Recorded data

****************************************

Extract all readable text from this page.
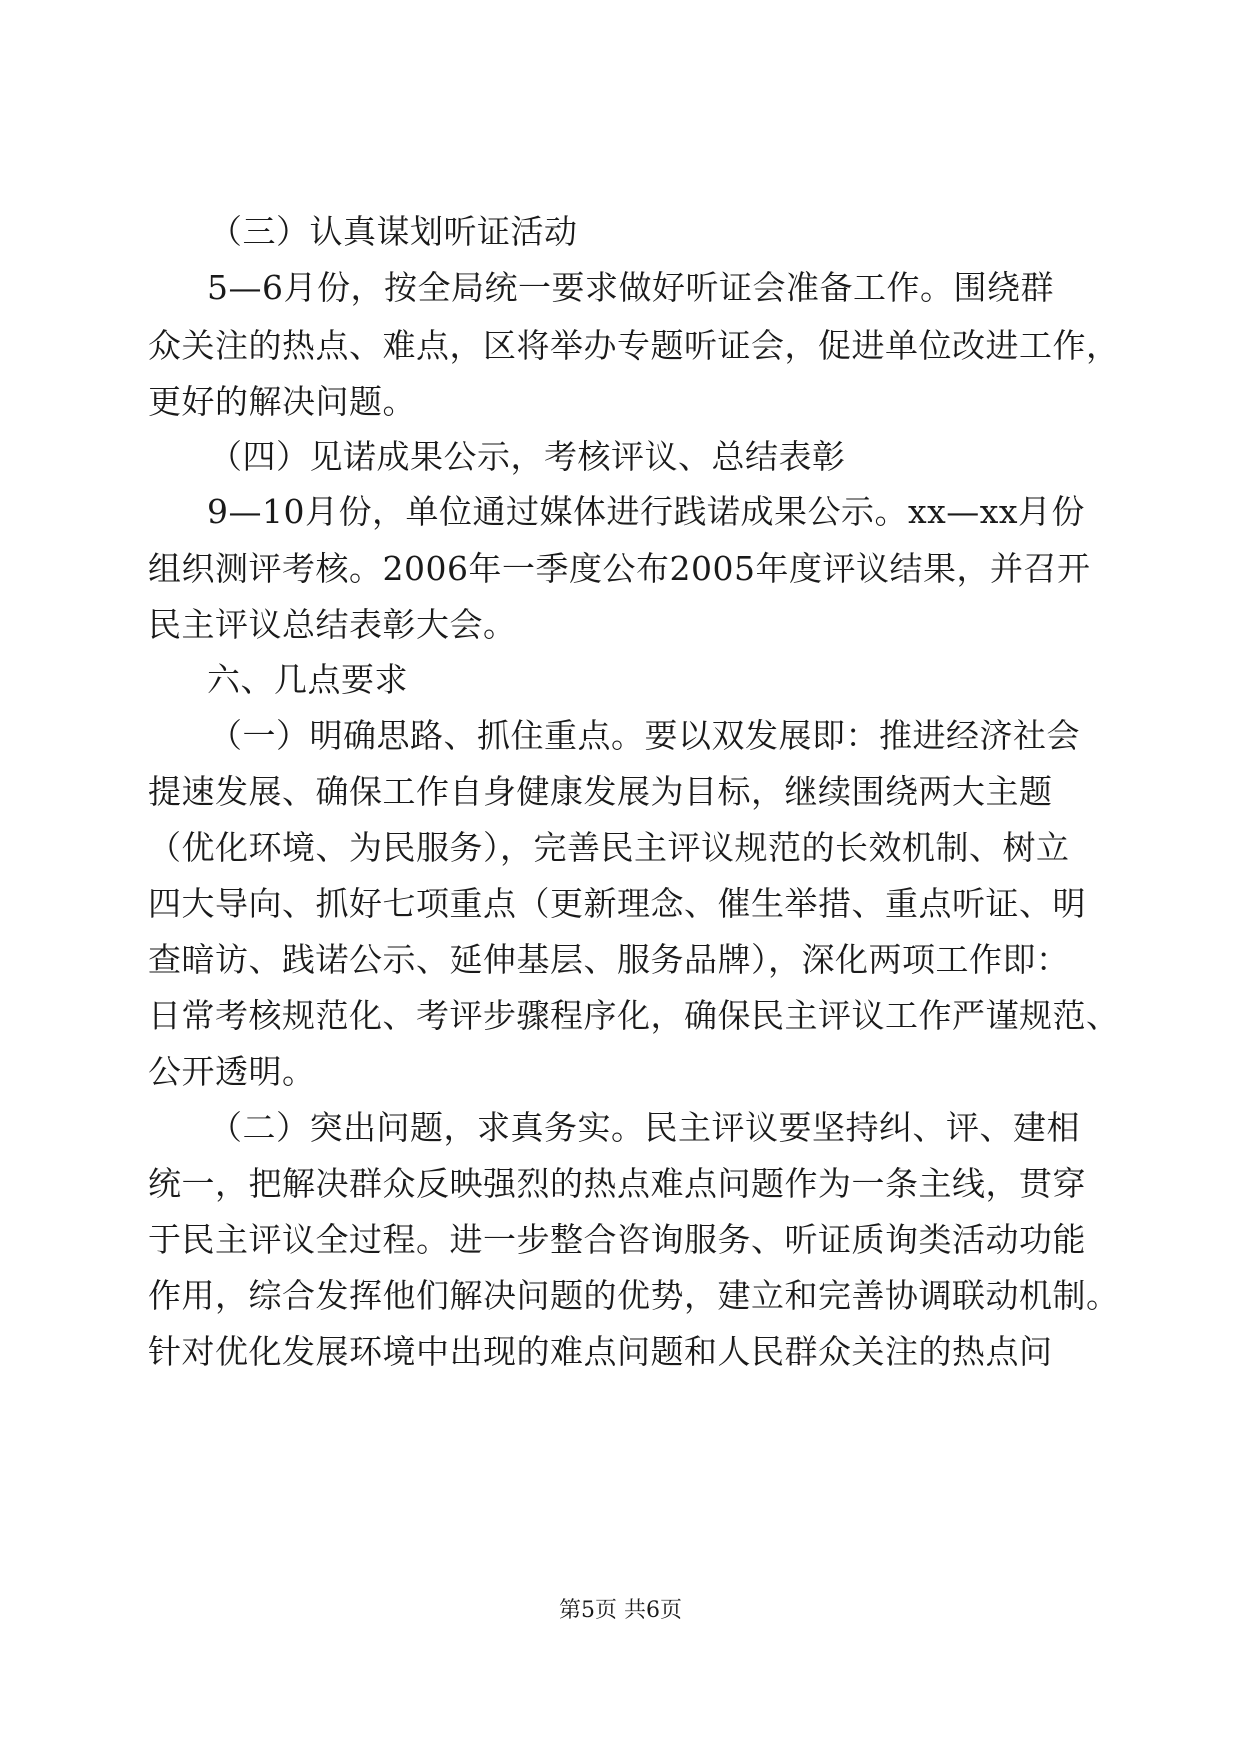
（三）认真谋划听证活动
5—6月份，按全局统一要求做好听证会准备工作。围绕群
众关注的热点、难点，区将举办专题听证会，促进单位改进工作，
更好的解决问题。
（四）见诺成果公示，考核评议、总结表彰
9—10月份，单位通过媒体进行践诺成果公示。xx—xx月份
组织测评考核。2006年一季度公布2005年度评议结果，并召开
民主评议总结表彰大会。
六、几点要求
（一）明确思路、抓住重点。要以双发展即：推进经济社会
提速发展、确保工作自身健康发展为目标，继续围绕两大主题
（优化环境、为民服务），完善民主评议规范的长效机制、树立
四大导向、抓好七项重点（更新理念、催生举措、重点听证、明
查暗访、践诺公示、延伸基层、服务品牌），深化两项工作即：
日常考核规范化、考评步骤程序化，确保民主评议工作严谨规范、
公开透明。
（二）突出问题，求真务实。民主评议要坚持纠、评、建相
统一，把解决群众反映强烈的热点难点问题作为一条主线，贯穿
于民主评议全过程。进一步整合咨询服务、听证质询类活动功能
作用，综合发挥他们解决问题的优势，建立和完善协调联动机制。
针对优化发展环境中出现的难点问题和人民群众关注的热点问
第5页 共6页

****************************************

## Exercise
Leave out the pictures and transcribe everything else exactly.

## Result of the task
Extract all readable text from this page.
（三）认真谋划听证活动
5—6月份，按全局统一要求做好听证会准备工作。围绕群
众关注的热点、难点，区将举办专题听证会，促进单位改进工作，
更好的解决问题。
（四）见诺成果公示，考核评议、总结表彰
9—10月份，单位通过媒体进行践诺成果公示。xx—xx月份
组织测评考核。2006年一季度公布2005年度评议结果，并召开
民主评议总结表彰大会。
六、几点要求
（一）明确思路、抓住重点。要以双发展即：推进经济社会
提速发展、确保工作自身健康发展为目标，继续围绕两大主题
（优化环境、为民服务），完善民主评议规范的长效机制、树立
四大导向、抓好七项重点（更新理念、催生举措、重点听证、明
查暗访、践诺公示、延伸基层、服务品牌），深化两项工作即：
日常考核规范化、考评步骤程序化，确保民主评议工作严谨规范、
公开透明。
（二）突出问题，求真务实。民主评议要坚持纠、评、建相
统一，把解决群众反映强烈的热点难点问题作为一条主线，贯穿
于民主评议全过程。进一步整合咨询服务、听证质询类活动功能
作用，综合发挥他们解决问题的优势，建立和完善协调联动机制。
针对优化发展环境中出现的难点问题和人民群众关注的热点问
第5页 共6页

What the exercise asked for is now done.